WHAT IS EXPECTED
Using the entries that follow, count the lines containing the word "click" and give that number by itself.

* Begin MATERIAL SHOWN *

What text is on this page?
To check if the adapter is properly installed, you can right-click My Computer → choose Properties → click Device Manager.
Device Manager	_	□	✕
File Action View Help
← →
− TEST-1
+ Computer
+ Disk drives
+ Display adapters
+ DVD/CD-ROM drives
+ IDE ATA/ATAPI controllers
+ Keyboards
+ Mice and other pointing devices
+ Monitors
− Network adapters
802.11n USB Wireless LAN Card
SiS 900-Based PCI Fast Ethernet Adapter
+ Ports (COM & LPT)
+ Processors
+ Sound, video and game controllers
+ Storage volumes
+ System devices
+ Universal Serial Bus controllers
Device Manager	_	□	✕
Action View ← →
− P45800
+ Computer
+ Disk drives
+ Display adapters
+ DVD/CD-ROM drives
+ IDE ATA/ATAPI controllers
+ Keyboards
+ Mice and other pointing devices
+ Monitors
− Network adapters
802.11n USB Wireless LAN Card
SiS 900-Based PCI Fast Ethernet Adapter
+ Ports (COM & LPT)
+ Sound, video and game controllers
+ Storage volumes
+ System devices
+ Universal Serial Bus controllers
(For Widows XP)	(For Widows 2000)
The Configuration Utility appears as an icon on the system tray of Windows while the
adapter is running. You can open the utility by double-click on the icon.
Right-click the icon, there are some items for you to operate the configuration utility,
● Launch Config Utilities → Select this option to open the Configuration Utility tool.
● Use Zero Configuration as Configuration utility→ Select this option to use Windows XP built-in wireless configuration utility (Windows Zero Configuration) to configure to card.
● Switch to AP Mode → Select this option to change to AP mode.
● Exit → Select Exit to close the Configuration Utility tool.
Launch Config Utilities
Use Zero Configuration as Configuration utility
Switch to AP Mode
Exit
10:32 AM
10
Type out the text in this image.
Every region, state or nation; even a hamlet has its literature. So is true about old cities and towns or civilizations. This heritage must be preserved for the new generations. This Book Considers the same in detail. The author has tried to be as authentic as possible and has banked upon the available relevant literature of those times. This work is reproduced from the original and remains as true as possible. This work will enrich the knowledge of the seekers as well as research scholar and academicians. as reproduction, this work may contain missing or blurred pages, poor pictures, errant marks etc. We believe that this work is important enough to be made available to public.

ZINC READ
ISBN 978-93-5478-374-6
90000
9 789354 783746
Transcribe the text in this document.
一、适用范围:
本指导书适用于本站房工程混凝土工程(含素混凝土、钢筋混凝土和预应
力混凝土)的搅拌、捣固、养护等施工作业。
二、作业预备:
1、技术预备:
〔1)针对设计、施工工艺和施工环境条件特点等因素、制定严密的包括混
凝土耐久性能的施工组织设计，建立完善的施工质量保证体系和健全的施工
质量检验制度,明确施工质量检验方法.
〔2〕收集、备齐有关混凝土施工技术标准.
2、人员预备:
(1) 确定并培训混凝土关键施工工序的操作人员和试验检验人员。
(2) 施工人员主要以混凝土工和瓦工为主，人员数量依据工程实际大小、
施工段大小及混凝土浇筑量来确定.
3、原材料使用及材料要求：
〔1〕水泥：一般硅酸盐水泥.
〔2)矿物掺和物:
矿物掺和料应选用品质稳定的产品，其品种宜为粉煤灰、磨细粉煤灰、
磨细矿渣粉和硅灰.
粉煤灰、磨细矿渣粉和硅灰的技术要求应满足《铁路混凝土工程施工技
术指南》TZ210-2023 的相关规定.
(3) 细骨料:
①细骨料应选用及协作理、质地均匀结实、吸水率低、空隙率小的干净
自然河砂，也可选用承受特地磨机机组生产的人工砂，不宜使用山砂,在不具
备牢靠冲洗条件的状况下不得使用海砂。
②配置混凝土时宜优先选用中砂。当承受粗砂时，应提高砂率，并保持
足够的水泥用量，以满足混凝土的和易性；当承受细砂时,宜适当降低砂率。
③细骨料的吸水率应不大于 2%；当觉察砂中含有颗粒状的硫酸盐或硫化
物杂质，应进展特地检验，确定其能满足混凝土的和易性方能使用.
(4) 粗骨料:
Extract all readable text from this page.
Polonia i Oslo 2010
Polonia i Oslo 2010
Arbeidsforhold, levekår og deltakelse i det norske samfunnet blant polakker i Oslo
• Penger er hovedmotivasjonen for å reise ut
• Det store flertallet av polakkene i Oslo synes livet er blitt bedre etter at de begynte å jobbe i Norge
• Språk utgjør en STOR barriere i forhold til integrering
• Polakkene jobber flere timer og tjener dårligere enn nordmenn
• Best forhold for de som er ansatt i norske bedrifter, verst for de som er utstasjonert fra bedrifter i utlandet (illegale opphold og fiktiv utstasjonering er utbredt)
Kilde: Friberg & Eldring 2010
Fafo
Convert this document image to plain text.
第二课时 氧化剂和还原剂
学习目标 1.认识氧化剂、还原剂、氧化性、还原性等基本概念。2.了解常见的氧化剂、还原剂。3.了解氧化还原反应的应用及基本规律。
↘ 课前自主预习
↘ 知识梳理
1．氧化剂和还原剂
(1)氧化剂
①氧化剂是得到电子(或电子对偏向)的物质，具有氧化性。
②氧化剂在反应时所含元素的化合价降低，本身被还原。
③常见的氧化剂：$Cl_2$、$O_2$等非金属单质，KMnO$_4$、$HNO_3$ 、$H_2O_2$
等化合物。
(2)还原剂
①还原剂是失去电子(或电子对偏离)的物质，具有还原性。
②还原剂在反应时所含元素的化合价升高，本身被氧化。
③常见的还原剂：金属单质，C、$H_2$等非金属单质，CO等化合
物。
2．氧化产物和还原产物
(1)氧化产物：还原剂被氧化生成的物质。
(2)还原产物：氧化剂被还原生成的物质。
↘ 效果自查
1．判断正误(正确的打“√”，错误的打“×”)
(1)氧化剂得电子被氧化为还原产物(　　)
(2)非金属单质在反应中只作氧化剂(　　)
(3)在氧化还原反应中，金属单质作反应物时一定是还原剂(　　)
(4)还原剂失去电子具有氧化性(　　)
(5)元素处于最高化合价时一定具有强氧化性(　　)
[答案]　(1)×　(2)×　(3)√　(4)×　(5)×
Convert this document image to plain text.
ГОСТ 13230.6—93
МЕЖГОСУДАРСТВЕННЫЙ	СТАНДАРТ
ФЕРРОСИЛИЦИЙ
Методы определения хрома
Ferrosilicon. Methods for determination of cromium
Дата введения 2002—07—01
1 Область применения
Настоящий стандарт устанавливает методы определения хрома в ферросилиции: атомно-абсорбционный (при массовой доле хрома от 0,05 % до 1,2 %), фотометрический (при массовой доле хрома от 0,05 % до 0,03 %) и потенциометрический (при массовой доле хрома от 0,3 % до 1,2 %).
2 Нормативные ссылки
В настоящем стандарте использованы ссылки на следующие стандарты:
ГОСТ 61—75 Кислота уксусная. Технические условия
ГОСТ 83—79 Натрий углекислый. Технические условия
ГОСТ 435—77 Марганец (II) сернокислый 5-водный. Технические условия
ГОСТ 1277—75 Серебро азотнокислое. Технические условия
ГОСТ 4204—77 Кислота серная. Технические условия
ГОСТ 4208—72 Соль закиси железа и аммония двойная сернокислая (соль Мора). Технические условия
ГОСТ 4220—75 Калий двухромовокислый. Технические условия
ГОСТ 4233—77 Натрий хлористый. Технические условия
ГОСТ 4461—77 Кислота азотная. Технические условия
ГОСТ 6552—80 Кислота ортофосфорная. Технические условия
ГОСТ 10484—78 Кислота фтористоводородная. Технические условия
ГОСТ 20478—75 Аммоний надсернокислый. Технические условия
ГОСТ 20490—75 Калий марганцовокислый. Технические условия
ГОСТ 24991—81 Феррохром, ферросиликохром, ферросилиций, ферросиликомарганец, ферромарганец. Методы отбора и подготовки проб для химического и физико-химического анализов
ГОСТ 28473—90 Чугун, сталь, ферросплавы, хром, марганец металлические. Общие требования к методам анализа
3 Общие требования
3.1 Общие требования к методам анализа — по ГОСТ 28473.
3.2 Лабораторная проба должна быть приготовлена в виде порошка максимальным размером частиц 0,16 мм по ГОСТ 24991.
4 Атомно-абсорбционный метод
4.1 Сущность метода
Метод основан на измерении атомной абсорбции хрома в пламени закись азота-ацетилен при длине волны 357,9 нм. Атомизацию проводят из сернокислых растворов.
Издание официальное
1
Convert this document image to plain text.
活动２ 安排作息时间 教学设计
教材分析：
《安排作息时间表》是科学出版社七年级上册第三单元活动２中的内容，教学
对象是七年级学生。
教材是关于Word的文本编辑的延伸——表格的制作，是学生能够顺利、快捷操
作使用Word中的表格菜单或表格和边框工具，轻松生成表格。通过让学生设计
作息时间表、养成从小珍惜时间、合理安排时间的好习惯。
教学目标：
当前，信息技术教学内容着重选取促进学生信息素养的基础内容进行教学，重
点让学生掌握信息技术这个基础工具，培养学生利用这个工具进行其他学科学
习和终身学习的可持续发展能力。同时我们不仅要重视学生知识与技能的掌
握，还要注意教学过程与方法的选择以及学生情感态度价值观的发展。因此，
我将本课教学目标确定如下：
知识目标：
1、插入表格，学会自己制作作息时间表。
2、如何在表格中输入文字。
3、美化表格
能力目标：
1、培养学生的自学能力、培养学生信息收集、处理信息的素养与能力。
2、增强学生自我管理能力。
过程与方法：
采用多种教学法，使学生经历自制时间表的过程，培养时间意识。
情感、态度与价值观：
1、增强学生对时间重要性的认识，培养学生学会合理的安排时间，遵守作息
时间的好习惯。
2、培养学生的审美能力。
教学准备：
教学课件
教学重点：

* End MATERIAL SHOWN *

PROBLEM SOLUTION
3